● RAW DATA
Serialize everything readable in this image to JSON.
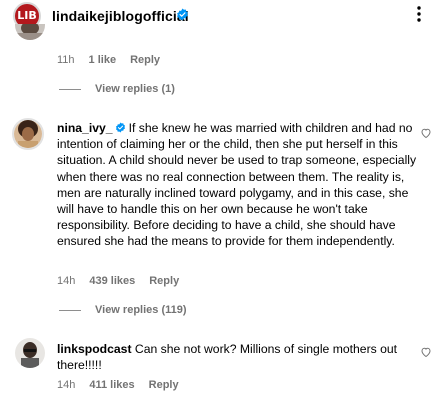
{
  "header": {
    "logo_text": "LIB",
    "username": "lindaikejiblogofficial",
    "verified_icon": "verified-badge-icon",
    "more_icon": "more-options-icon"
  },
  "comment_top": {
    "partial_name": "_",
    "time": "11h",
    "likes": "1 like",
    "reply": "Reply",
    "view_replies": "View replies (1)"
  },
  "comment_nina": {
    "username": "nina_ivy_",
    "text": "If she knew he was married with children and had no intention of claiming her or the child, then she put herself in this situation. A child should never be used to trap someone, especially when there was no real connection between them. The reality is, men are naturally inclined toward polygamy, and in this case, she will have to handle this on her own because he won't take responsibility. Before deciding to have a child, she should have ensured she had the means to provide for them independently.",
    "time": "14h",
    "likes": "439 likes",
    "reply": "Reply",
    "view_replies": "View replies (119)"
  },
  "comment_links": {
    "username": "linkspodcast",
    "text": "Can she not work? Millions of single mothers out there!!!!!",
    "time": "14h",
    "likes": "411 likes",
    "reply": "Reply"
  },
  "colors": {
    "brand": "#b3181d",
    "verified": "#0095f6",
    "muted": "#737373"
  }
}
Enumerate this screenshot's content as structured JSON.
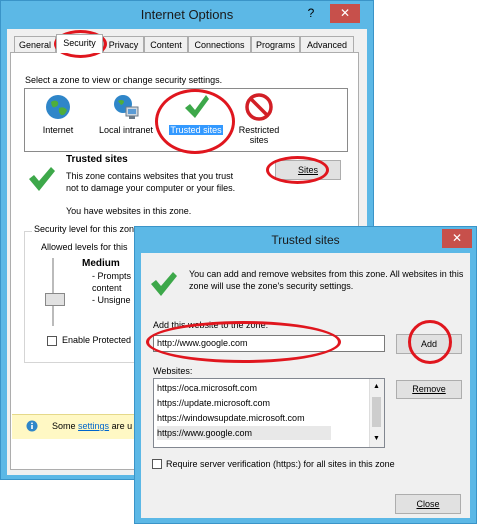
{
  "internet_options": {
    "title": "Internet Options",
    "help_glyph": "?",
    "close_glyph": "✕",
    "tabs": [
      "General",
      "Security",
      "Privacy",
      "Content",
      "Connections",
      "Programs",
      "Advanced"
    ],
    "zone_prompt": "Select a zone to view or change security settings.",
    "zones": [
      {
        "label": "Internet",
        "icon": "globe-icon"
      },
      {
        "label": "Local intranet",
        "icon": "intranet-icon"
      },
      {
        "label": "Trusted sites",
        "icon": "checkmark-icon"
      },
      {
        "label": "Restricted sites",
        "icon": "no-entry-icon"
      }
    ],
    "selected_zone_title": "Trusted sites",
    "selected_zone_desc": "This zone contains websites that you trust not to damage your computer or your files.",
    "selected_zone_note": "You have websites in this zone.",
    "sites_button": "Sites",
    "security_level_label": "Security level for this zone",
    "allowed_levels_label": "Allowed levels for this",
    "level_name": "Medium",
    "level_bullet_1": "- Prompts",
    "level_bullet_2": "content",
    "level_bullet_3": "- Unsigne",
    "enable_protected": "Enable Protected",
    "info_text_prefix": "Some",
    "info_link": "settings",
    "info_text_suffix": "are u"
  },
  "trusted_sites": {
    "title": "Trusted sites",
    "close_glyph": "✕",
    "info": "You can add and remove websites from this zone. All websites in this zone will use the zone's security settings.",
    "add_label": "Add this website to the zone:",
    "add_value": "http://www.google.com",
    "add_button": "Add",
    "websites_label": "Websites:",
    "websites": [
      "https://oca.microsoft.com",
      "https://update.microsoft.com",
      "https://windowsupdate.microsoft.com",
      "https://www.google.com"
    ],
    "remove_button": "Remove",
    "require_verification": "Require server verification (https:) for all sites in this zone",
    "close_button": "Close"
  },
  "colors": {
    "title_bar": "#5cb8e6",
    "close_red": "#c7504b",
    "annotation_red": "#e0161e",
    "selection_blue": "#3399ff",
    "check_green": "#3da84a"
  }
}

● SHORT EXERCISE
Leave out every picture and copy the rest of the records exactly.

● SOLUTION
Serialize everything readable in this image to JSON.
{
  "header": {
    "logo_text": "LIB",
    "username": "lindaikejiblogofficial",
    "verified_icon": "verified-badge-icon",
    "more_icon": "more-options-icon"
  },
  "comment_top": {
    "partial_name": "_",
    "time": "11h",
    "likes": "1 like",
    "reply": "Reply",
    "view_replies": "View replies (1)"
  },
  "comment_nina": {
    "username": "nina_ivy_",
    "text": "If she knew he was married with children and had no intention of claiming her or the child, then she put herself in this situation. A child should never be used to trap someone, especially when there was no real connection between them. The reality is, men are naturally inclined toward polygamy, and in this case, she will have to handle this on her own because he won't take responsibility. Before deciding to have a child, she should have ensured she had the means to provide for them independently.",
    "time": "14h",
    "likes": "439 likes",
    "reply": "Reply",
    "view_replies": "View replies (119)"
  },
  "comment_links": {
    "username": "linkspodcast",
    "text": "Can she not work? Millions of single mothers out there!!!!!",
    "time": "14h",
    "likes": "411 likes",
    "reply": "Reply"
  },
  "colors": {
    "brand": "#b3181d",
    "verified": "#0095f6",
    "muted": "#737373"
  }
}
Enumerate this screenshot's content as structured JSON.
{
  "internet_options": {
    "title": "Internet Options",
    "help_glyph": "?",
    "close_glyph": "✕",
    "tabs": [
      "General",
      "Security",
      "Privacy",
      "Content",
      "Connections",
      "Programs",
      "Advanced"
    ],
    "zone_prompt": "Select a zone to view or change security settings.",
    "zones": [
      {
        "label": "Internet",
        "icon": "globe-icon"
      },
      {
        "label": "Local intranet",
        "icon": "intranet-icon"
      },
      {
        "label": "Trusted sites",
        "icon": "checkmark-icon"
      },
      {
        "label": "Restricted sites",
        "icon": "no-entry-icon"
      }
    ],
    "selected_zone_title": "Trusted sites",
    "selected_zone_desc": "This zone contains websites that you trust not to damage your computer or your files.",
    "selected_zone_note": "You have websites in this zone.",
    "sites_button": "Sites",
    "security_level_label": "Security level for this zone",
    "allowed_levels_label": "Allowed levels for this",
    "level_name": "Medium",
    "level_bullet_1": "- Prompts",
    "level_bullet_2": "content",
    "level_bullet_3": "- Unsigne",
    "enable_protected": "Enable Protected",
    "info_text_prefix": "Some",
    "info_link": "settings",
    "info_text_suffix": "are u"
  },
  "trusted_sites": {
    "title": "Trusted sites",
    "close_glyph": "✕",
    "info": "You can add and remove websites from this zone. All websites in this zone will use the zone's security settings.",
    "add_label": "Add this website to the zone:",
    "add_value": "http://www.google.com",
    "add_button": "Add",
    "websites_label": "Websites:",
    "websites": [
      "https://oca.microsoft.com",
      "https://update.microsoft.com",
      "https://windowsupdate.microsoft.com",
      "https://www.google.com"
    ],
    "remove_button": "Remove",
    "require_verification": "Require server verification (https:) for all sites in this zone",
    "close_button": "Close"
  },
  "colors": {
    "title_bar": "#5cb8e6",
    "close_red": "#c7504b",
    "annotation_red": "#e0161e",
    "selection_blue": "#3399ff",
    "check_green": "#3da84a"
  }
}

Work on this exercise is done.